++++ DOCUMENT PASSAGE
Geostatistics is the area of statistics used to analyze and predict the values associated with spatial or spatiotemporal processes. It incorporates the spatial (and in some cases temporal) coordinates of data within the analyses. Geostatistics attempts to fit a stochastic process to the known locations of a phenomenon and associated covariates, inorder to produce a model that can be used for making wider predictions across space and time.
Here we use a dataset of species observation locations within the Naboisho conservancy in Kenya. In this example we want to ask the question how is Zebra abudaance distributed across the conservancy for a given date range, and we will use geostatistical techniques to determine this.
We start by loading the relevant libraries and data.
# Load libraries
library(tidyr)
library(dplyr)
library(sf)
library(ggplot2)
library(geosphere)
library(lwgeom)
library(PrevMap)
library(raster)
# Set filename of raw csv to load
rm(list = ls())
setwd("/Users/anthony/Documents/GitHub/ComputationalEcology/")
survey <- readRDS("data_analysis_files/naboisho/clean_survey.RData")
We can visualise all the data that has been collected within the Naboisho conservancy data set. The chart below shows the observer location, for each given species that was recorded. A compass and laser was used for each observation, to determine the observed species location relative to the observer.
# Add sf POINTs to dataframe for coords
survey <- survey %>%
# Remove observations with no long, lat data
filter(!is.na(lat) & !is.na(long)) %>%
# Create sf points with WGS84
st_as_sf(coords = c("long", "lat"), crs = 4326, remove = F)
# Plot overall data set
survey %>%
ggplot() +
geom_point(aes(x=long, y=lat)) +
facet_wrap(~transect, scale = "free") +
theme_bw() +
ggtitle("Nabosiho transect observer locations")
Now we need to generate the coordinates of all species, given the observer location (long, lat), distance between species and observer and compass bearing.
species_locations <- geosphere::destPoint(
# drop sf geometry and select vector of observer locations
p = survey %>% st_drop_geometry() %>% dplyr::select(long,lat),
# vector of bearings from observer to observations
b = survey$Compass.Bearing,
# vector of distance in meters between observer and observation
d = survey$Distance..m.) %>%
# Convert new destinations to a dataframe
as.data.frame() %>%
# Create sf point from species location
st_as_sf(coords = c('lon', 'lat'), crs = 4326, remove = F) %>%
# Project into planar coordinates for Kenya
st_transform(32636) %>%
# Bind with relevant survey data
cbind(
survey %>% dplyr::select(size, Region.Label, transect, species, year, month)) %>%
distinct(.keep_all=T)
# Add Easting/Northing references to datframe
species_locations <- species_locations %>%
st_coordinates() %>%
cbind(species_locations) %>%
rename (easting = X,
northing = Y) %>%
st_drop_geometry()
++++++++
++++ DATA BLOCK
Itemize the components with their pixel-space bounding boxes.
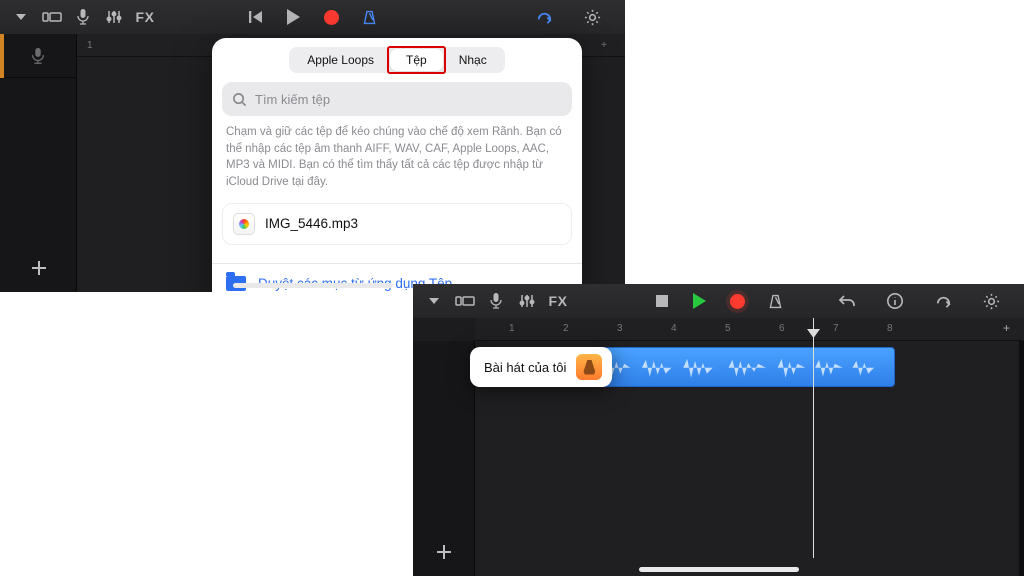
++++++++
### EXERCISE OBJECTIVE:
Transcribe the passage of the geostatistics tutorial that starts at "Geostatistics is the" and ends at "library(ggplot2)".

### FINISHED ANSWER:
Geostatistics is the area of statistics used to analyze and predict the values associated with spatial or spatiotemporal processes. It incorporates the spatial (and in some cases temporal) coordinates of data within the analyses. Geostatistics attempts to fit a stochastic process to the known locations of a phenomenon and associated covariates, inorder to produce a model that can be used for making wider predictions across space and time.
Here we use a dataset of species observation locations within the Naboisho conservancy in Kenya. In this example we want to ask the question how is Zebra abudaance distributed across the conservancy for a given date range, and we will use geostatistical techniques to determine this.
We start by loading the relevant libraries and data.
# Load libraries
library(tidyr)
library(dplyr)
library(sf)
library(ggplot2)